::: Stored rows
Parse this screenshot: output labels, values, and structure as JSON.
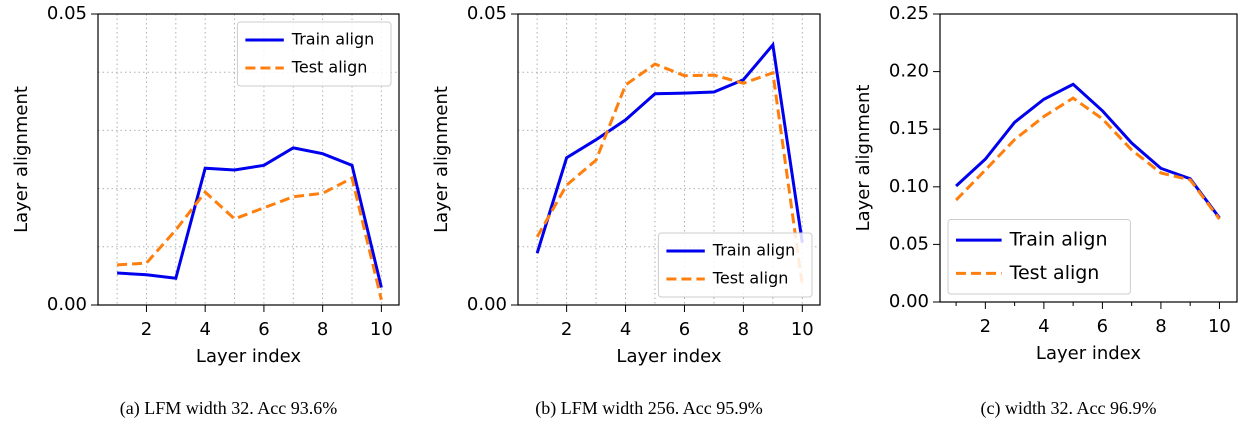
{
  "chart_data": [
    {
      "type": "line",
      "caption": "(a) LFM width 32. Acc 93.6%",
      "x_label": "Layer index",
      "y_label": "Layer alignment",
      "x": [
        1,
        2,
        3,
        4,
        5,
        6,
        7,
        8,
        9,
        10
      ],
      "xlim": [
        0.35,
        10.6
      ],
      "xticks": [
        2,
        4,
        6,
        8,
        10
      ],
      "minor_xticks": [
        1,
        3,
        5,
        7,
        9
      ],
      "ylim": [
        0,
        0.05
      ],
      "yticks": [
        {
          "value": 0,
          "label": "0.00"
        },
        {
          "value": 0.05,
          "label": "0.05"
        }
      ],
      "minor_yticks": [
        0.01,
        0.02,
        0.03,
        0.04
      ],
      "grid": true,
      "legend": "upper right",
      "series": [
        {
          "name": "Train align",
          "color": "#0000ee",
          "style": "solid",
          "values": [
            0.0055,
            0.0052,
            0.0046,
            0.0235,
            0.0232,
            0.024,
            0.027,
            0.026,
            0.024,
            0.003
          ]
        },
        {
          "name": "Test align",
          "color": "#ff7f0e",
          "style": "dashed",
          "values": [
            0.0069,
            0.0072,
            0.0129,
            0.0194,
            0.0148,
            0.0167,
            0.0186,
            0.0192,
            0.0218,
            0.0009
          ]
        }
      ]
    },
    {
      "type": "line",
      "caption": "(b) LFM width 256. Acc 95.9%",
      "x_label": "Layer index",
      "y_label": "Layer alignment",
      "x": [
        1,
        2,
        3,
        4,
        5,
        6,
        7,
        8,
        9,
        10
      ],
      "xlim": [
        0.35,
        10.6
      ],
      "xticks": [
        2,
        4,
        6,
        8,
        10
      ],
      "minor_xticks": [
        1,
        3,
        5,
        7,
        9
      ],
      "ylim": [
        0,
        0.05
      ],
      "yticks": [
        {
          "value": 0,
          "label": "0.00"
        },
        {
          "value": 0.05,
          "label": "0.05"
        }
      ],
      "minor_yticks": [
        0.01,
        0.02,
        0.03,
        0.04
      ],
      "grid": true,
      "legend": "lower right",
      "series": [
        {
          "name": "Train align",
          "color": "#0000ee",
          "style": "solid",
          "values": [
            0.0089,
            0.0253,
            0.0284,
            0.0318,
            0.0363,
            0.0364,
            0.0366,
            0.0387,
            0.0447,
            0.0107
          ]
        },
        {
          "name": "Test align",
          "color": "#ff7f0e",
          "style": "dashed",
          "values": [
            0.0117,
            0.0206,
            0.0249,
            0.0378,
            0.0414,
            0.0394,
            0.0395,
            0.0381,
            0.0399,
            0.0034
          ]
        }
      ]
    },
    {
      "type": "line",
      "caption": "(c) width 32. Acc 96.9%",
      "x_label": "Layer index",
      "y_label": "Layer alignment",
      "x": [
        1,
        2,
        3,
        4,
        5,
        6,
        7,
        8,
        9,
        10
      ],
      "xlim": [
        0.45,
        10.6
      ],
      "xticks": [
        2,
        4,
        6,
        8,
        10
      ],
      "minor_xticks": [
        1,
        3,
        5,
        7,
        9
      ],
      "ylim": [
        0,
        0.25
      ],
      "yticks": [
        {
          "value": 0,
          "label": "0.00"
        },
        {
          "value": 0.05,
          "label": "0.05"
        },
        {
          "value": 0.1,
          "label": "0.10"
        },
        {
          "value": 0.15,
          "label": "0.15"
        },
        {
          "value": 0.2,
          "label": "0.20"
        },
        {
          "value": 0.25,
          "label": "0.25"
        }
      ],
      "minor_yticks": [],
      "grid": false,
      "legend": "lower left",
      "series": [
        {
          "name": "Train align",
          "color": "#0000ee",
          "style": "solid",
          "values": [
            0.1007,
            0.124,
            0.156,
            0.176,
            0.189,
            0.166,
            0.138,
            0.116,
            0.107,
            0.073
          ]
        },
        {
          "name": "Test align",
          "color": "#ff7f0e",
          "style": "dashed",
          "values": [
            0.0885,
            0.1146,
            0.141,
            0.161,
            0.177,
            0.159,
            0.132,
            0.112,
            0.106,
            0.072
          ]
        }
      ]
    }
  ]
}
::::::
> Exercise task
What number of lines in the records contain the word "legend"? Answer with that number alone.

> Solution to this problem
3